Figure content listings
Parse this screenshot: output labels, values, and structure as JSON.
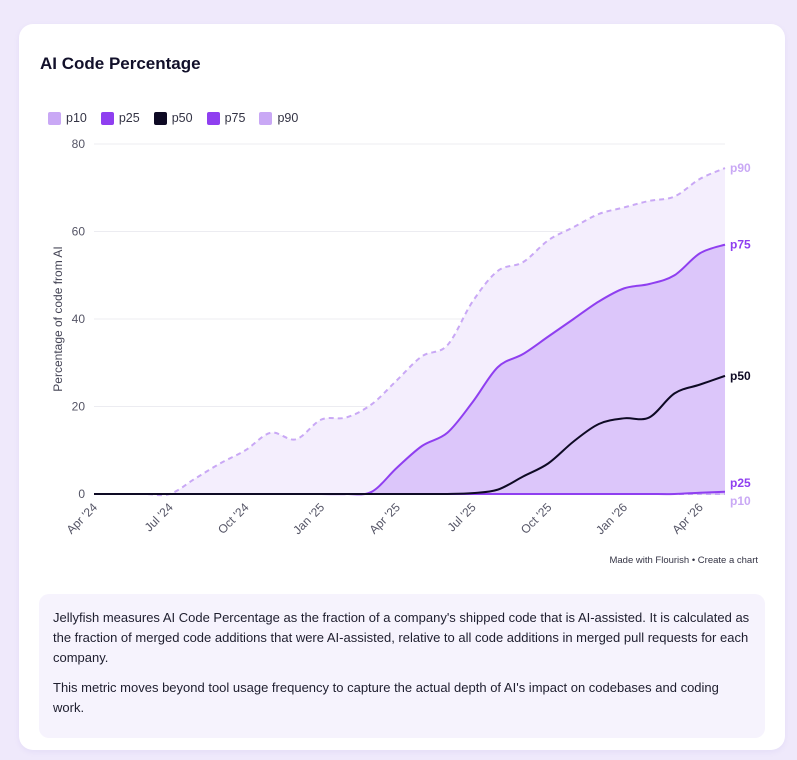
{
  "card": {
    "title": "AI Code Percentage",
    "credit": "Made with Flourish • Create a chart",
    "description": [
      "Jellyfish measures AI Code Percentage as the fraction of a company's shipped code that is AI-assisted. It is calculated as the fraction of merged code additions that were AI-assisted, relative to all code additions in merged pull requests for each company.",
      "This metric moves beyond tool usage frequency to capture the actual depth of AI's impact on codebases and coding work."
    ]
  },
  "colors": {
    "p10": "#c9a8f5",
    "p25": "#8f3ff0",
    "p50": "#0e0a24",
    "p75": "#8f3ff0",
    "p90": "#c9a8f5",
    "band_outer": "#f4eefd",
    "band_inner": "#dcc6fa"
  },
  "chart_data": {
    "type": "line",
    "ylabel": "Percentage of code from AI",
    "xlabel": "",
    "ylim": [
      0,
      80
    ],
    "y_ticks": [
      "0",
      "20",
      "40",
      "60",
      "80"
    ],
    "x_ticks": [
      "Apr '24",
      "Jul '24",
      "Oct '24",
      "Jan '25",
      "Apr '25",
      "Jul '25",
      "Oct '25",
      "Jan '26",
      "Apr '26"
    ],
    "x": [
      "Apr '24",
      "May '24",
      "Jun '24",
      "Jul '24",
      "Aug '24",
      "Sep '24",
      "Oct '24",
      "Nov '24",
      "Dec '24",
      "Jan '25",
      "Feb '25",
      "Mar '25",
      "Apr '25",
      "May '25",
      "Jun '25",
      "Jul '25",
      "Aug '25",
      "Sep '25",
      "Oct '25",
      "Nov '25",
      "Dec '25",
      "Jan '26",
      "Feb '26",
      "Mar '26",
      "Apr '26",
      "May '26"
    ],
    "legend_position": "top-left",
    "grid": true,
    "series": [
      {
        "name": "p10",
        "style": "dashed",
        "values": [
          0,
          0,
          0,
          0,
          0,
          0,
          0,
          0,
          0,
          0,
          0,
          0,
          0,
          0,
          0,
          0,
          0,
          0,
          0,
          0,
          0,
          0,
          0,
          0,
          0,
          0
        ]
      },
      {
        "name": "p25",
        "style": "solid",
        "values": [
          0,
          0,
          0,
          0,
          0,
          0,
          0,
          0,
          0,
          0,
          0,
          0,
          0,
          0,
          0,
          0,
          0,
          0,
          0,
          0,
          0,
          0,
          0,
          0,
          0.3,
          0.5
        ]
      },
      {
        "name": "p50",
        "style": "solid",
        "values": [
          0,
          0,
          0,
          0,
          0,
          0,
          0,
          0,
          0,
          0,
          0,
          0,
          0,
          0,
          0,
          0.2,
          1,
          4,
          7,
          12,
          16,
          17.3,
          17.5,
          23,
          25,
          27
        ]
      },
      {
        "name": "p75",
        "style": "solid",
        "values": [
          0,
          0,
          0,
          0,
          0,
          0,
          0,
          0,
          0,
          0,
          0,
          0.5,
          6,
          11,
          14,
          21,
          29,
          32,
          36,
          40,
          44,
          47,
          48,
          50,
          55,
          57
        ]
      },
      {
        "name": "p90",
        "style": "dashed",
        "values": [
          0,
          0,
          0,
          0,
          3.5,
          7,
          10,
          14,
          12.5,
          17,
          17.5,
          20.5,
          26,
          31.5,
          34,
          44,
          51,
          53,
          58,
          61,
          64,
          65.5,
          67,
          68,
          72,
          74.5
        ]
      }
    ]
  }
}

Exercise aim:
Return every line of the records exactly as given, pictures excluded.

Solution to this problem:
Parse this screenshot: output labels, values, and structure as JSON.
{
  "card": {
    "title": "AI Code Percentage",
    "credit": "Made with Flourish • Create a chart",
    "description": [
      "Jellyfish measures AI Code Percentage as the fraction of a company's shipped code that is AI-assisted. It is calculated as the fraction of merged code additions that were AI-assisted, relative to all code additions in merged pull requests for each company.",
      "This metric moves beyond tool usage frequency to capture the actual depth of AI's impact on codebases and coding work."
    ]
  },
  "colors": {
    "p10": "#c9a8f5",
    "p25": "#8f3ff0",
    "p50": "#0e0a24",
    "p75": "#8f3ff0",
    "p90": "#c9a8f5",
    "band_outer": "#f4eefd",
    "band_inner": "#dcc6fa"
  },
  "chart_data": {
    "type": "line",
    "ylabel": "Percentage of code from AI",
    "xlabel": "",
    "ylim": [
      0,
      80
    ],
    "y_ticks": [
      "0",
      "20",
      "40",
      "60",
      "80"
    ],
    "x_ticks": [
      "Apr '24",
      "Jul '24",
      "Oct '24",
      "Jan '25",
      "Apr '25",
      "Jul '25",
      "Oct '25",
      "Jan '26",
      "Apr '26"
    ],
    "x": [
      "Apr '24",
      "May '24",
      "Jun '24",
      "Jul '24",
      "Aug '24",
      "Sep '24",
      "Oct '24",
      "Nov '24",
      "Dec '24",
      "Jan '25",
      "Feb '25",
      "Mar '25",
      "Apr '25",
      "May '25",
      "Jun '25",
      "Jul '25",
      "Aug '25",
      "Sep '25",
      "Oct '25",
      "Nov '25",
      "Dec '25",
      "Jan '26",
      "Feb '26",
      "Mar '26",
      "Apr '26",
      "May '26"
    ],
    "legend_position": "top-left",
    "grid": true,
    "series": [
      {
        "name": "p10",
        "style": "dashed",
        "values": [
          0,
          0,
          0,
          0,
          0,
          0,
          0,
          0,
          0,
          0,
          0,
          0,
          0,
          0,
          0,
          0,
          0,
          0,
          0,
          0,
          0,
          0,
          0,
          0,
          0,
          0
        ]
      },
      {
        "name": "p25",
        "style": "solid",
        "values": [
          0,
          0,
          0,
          0,
          0,
          0,
          0,
          0,
          0,
          0,
          0,
          0,
          0,
          0,
          0,
          0,
          0,
          0,
          0,
          0,
          0,
          0,
          0,
          0,
          0.3,
          0.5
        ]
      },
      {
        "name": "p50",
        "style": "solid",
        "values": [
          0,
          0,
          0,
          0,
          0,
          0,
          0,
          0,
          0,
          0,
          0,
          0,
          0,
          0,
          0,
          0.2,
          1,
          4,
          7,
          12,
          16,
          17.3,
          17.5,
          23,
          25,
          27
        ]
      },
      {
        "name": "p75",
        "style": "solid",
        "values": [
          0,
          0,
          0,
          0,
          0,
          0,
          0,
          0,
          0,
          0,
          0,
          0.5,
          6,
          11,
          14,
          21,
          29,
          32,
          36,
          40,
          44,
          47,
          48,
          50,
          55,
          57
        ]
      },
      {
        "name": "p90",
        "style": "dashed",
        "values": [
          0,
          0,
          0,
          0,
          3.5,
          7,
          10,
          14,
          12.5,
          17,
          17.5,
          20.5,
          26,
          31.5,
          34,
          44,
          51,
          53,
          58,
          61,
          64,
          65.5,
          67,
          68,
          72,
          74.5
        ]
      }
    ]
  }
}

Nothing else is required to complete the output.